> Records provided
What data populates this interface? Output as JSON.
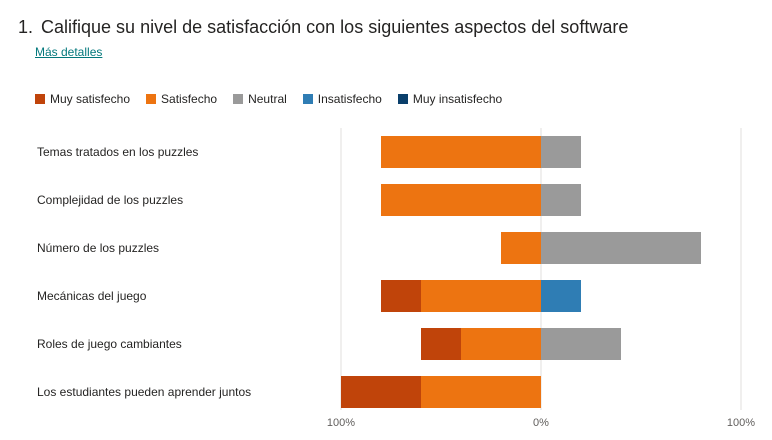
{
  "question": {
    "number": "1.",
    "title": "Califique su nivel de satisfacción con los siguientes aspectos del software",
    "more_details": "Más detalles"
  },
  "chart_data": {
    "type": "bar",
    "orientation": "horizontal-diverging",
    "legend": [
      {
        "name": "Muy satisfecho",
        "color": "#c0440a"
      },
      {
        "name": "Satisfecho",
        "color": "#ed7411"
      },
      {
        "name": "Neutral",
        "color": "#9a9a9a"
      },
      {
        "name": "Insatisfecho",
        "color": "#2f7db4"
      },
      {
        "name": "Muy insatisfecho",
        "color": "#0a3f6b"
      }
    ],
    "categories": [
      "Temas tratados en los puzzles",
      "Complejidad de los puzzles",
      "Número de los puzzles",
      "Mecánicas del juego",
      "Roles de juego cambiantes",
      "Los estudiantes pueden aprender juntos"
    ],
    "series": [
      {
        "name": "Muy satisfecho",
        "values": [
          0,
          0,
          0,
          20,
          20,
          40
        ]
      },
      {
        "name": "Satisfecho",
        "values": [
          80,
          80,
          20,
          60,
          40,
          60
        ]
      },
      {
        "name": "Neutral",
        "values": [
          20,
          20,
          80,
          0,
          40,
          0
        ]
      },
      {
        "name": "Insatisfecho",
        "values": [
          0,
          0,
          0,
          20,
          0,
          0
        ]
      },
      {
        "name": "Muy insatisfecho",
        "values": [
          0,
          0,
          0,
          0,
          0,
          0
        ]
      }
    ],
    "x_ticks": [
      "100%",
      "0%",
      "100%"
    ],
    "xlim": [
      -100,
      100
    ],
    "grid": true
  }
}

> Exercise requirements
Pictures in the records above are not copied; print everything else exactly.

> Result below
What data populates this interface? Output as JSON.
{
  "question": {
    "number": "1.",
    "title": "Califique su nivel de satisfacción con los siguientes aspectos del software",
    "more_details": "Más detalles"
  },
  "chart_data": {
    "type": "bar",
    "orientation": "horizontal-diverging",
    "legend": [
      {
        "name": "Muy satisfecho",
        "color": "#c0440a"
      },
      {
        "name": "Satisfecho",
        "color": "#ed7411"
      },
      {
        "name": "Neutral",
        "color": "#9a9a9a"
      },
      {
        "name": "Insatisfecho",
        "color": "#2f7db4"
      },
      {
        "name": "Muy insatisfecho",
        "color": "#0a3f6b"
      }
    ],
    "categories": [
      "Temas tratados en los puzzles",
      "Complejidad de los puzzles",
      "Número de los puzzles",
      "Mecánicas del juego",
      "Roles de juego cambiantes",
      "Los estudiantes pueden aprender juntos"
    ],
    "series": [
      {
        "name": "Muy satisfecho",
        "values": [
          0,
          0,
          0,
          20,
          20,
          40
        ]
      },
      {
        "name": "Satisfecho",
        "values": [
          80,
          80,
          20,
          60,
          40,
          60
        ]
      },
      {
        "name": "Neutral",
        "values": [
          20,
          20,
          80,
          0,
          40,
          0
        ]
      },
      {
        "name": "Insatisfecho",
        "values": [
          0,
          0,
          0,
          20,
          0,
          0
        ]
      },
      {
        "name": "Muy insatisfecho",
        "values": [
          0,
          0,
          0,
          0,
          0,
          0
        ]
      }
    ],
    "x_ticks": [
      "100%",
      "0%",
      "100%"
    ],
    "xlim": [
      -100,
      100
    ],
    "grid": true
  }
}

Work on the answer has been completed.